◆ **Goal**:
Report how many lines in the records hold the string "Ambrosi"; give the number and nothing else.

◆ **Material provided**:
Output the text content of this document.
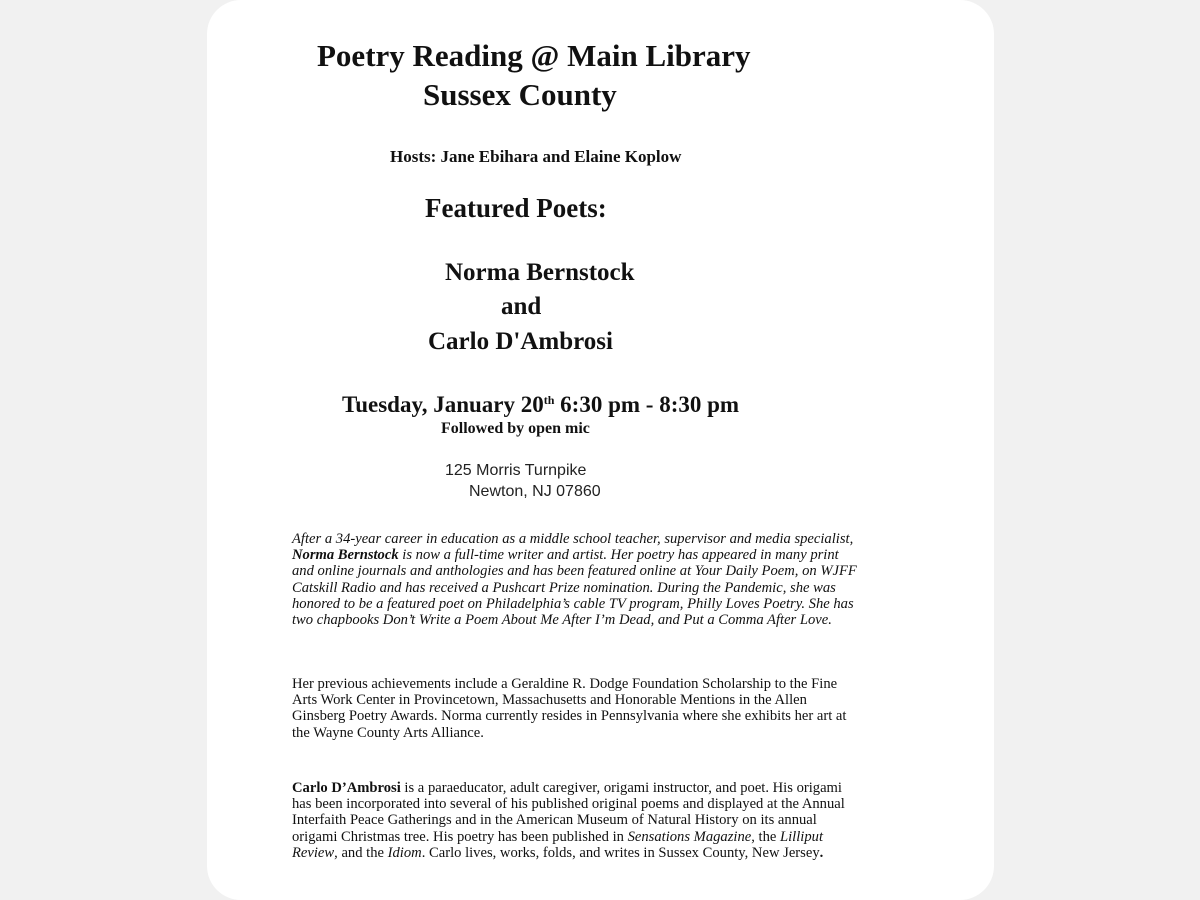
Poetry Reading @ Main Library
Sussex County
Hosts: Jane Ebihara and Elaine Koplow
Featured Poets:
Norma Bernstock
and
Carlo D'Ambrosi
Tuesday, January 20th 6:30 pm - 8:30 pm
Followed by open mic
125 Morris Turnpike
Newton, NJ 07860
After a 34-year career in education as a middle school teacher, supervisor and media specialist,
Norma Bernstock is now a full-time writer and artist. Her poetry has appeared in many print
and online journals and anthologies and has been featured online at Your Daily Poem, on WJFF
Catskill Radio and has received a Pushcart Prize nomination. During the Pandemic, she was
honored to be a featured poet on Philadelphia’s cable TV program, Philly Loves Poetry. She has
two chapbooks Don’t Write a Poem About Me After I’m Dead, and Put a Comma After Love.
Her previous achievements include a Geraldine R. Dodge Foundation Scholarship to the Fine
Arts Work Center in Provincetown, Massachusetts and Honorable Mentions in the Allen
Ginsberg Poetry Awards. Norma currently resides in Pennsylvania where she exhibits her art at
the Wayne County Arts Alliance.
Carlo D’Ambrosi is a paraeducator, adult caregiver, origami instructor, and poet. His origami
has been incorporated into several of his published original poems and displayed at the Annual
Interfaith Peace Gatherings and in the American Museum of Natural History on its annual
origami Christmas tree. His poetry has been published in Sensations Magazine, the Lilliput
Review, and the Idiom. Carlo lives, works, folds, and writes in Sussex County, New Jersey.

==

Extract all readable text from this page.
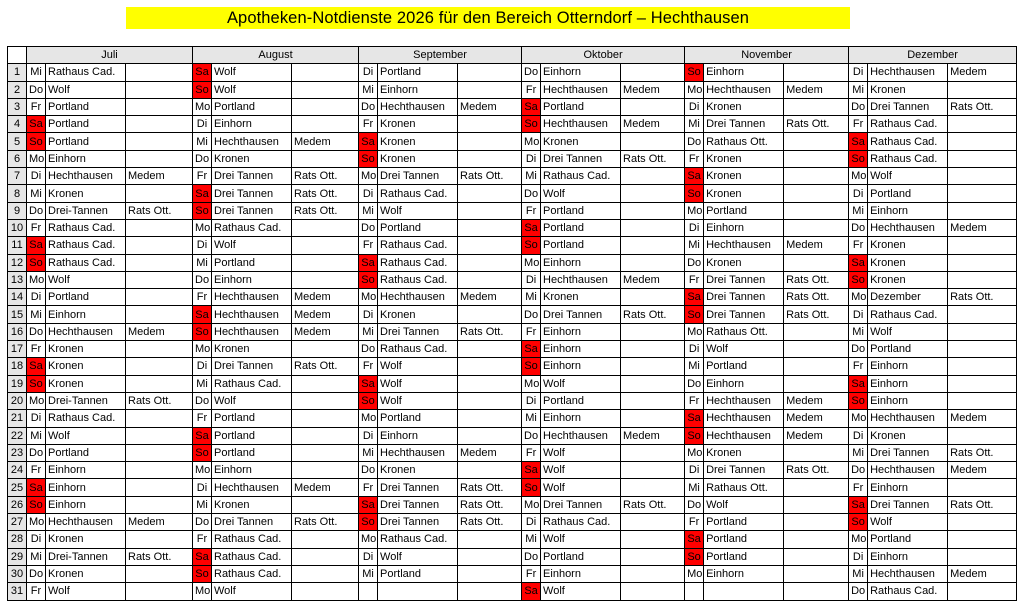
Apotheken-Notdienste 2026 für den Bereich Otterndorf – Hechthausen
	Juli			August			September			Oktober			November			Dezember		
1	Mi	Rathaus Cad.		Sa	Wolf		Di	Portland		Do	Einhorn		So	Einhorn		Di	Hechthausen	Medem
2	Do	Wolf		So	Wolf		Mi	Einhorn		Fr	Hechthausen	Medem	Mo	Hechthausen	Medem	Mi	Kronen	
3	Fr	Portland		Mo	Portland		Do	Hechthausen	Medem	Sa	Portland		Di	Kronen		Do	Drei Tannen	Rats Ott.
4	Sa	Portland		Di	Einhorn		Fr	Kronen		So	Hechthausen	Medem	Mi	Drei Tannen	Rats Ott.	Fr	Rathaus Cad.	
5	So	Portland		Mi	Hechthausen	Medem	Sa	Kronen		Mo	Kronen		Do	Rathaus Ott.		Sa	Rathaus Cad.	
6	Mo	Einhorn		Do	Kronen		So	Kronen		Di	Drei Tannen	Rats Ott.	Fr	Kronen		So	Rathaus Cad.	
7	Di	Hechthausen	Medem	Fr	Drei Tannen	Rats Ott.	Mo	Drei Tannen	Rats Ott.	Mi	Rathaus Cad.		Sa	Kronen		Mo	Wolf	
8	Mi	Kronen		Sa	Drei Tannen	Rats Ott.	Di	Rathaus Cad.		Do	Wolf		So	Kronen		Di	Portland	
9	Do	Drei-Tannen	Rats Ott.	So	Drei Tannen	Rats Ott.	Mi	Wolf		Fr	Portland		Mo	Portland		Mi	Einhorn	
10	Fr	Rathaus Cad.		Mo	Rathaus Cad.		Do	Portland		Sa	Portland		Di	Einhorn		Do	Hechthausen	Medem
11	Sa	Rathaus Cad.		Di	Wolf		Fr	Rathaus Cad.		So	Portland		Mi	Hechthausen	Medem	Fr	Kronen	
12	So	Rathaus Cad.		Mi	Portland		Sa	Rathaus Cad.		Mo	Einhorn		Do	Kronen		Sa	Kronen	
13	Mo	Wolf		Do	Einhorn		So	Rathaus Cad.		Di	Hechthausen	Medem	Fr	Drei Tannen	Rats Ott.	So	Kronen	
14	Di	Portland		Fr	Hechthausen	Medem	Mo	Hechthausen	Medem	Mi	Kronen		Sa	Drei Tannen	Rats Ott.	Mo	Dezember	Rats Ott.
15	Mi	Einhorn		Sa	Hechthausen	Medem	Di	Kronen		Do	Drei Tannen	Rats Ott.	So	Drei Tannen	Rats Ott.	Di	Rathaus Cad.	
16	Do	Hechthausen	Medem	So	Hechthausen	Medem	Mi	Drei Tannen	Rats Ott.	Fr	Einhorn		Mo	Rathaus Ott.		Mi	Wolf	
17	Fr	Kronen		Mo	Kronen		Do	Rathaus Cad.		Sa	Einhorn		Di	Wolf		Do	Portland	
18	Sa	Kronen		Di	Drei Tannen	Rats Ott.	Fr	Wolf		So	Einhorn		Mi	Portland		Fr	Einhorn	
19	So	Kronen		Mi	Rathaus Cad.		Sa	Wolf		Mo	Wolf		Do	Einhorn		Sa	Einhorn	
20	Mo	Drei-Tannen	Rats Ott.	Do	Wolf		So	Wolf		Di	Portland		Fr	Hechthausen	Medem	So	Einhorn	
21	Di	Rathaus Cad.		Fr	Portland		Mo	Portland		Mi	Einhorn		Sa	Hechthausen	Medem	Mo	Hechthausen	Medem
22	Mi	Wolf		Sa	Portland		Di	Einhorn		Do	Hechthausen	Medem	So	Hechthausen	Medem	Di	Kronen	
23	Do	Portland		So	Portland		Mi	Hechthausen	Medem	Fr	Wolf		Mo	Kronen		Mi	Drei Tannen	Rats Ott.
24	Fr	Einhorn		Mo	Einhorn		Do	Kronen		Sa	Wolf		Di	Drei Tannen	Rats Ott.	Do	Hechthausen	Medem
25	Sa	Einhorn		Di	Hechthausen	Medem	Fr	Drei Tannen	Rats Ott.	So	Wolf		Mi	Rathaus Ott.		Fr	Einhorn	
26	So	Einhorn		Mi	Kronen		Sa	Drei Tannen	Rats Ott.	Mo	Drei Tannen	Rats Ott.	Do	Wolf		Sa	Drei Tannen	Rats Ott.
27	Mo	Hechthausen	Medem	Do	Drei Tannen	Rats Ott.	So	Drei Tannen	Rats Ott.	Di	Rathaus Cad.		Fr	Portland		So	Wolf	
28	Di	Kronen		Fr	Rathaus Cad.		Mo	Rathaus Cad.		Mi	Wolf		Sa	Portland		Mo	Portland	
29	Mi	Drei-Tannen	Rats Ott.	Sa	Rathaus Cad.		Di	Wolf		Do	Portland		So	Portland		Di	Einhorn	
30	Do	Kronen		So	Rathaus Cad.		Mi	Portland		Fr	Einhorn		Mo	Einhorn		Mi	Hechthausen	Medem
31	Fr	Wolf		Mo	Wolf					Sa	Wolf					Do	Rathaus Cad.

--

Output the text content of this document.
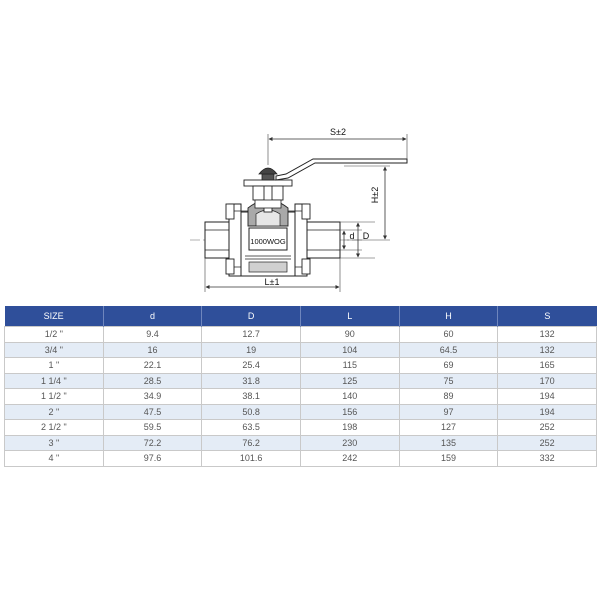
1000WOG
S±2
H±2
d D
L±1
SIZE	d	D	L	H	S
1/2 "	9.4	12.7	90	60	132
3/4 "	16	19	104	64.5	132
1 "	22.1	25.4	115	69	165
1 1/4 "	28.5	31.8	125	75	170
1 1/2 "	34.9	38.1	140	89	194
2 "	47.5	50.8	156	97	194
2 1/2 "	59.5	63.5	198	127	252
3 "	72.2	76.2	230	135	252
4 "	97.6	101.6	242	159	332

◆ **Solution**:
2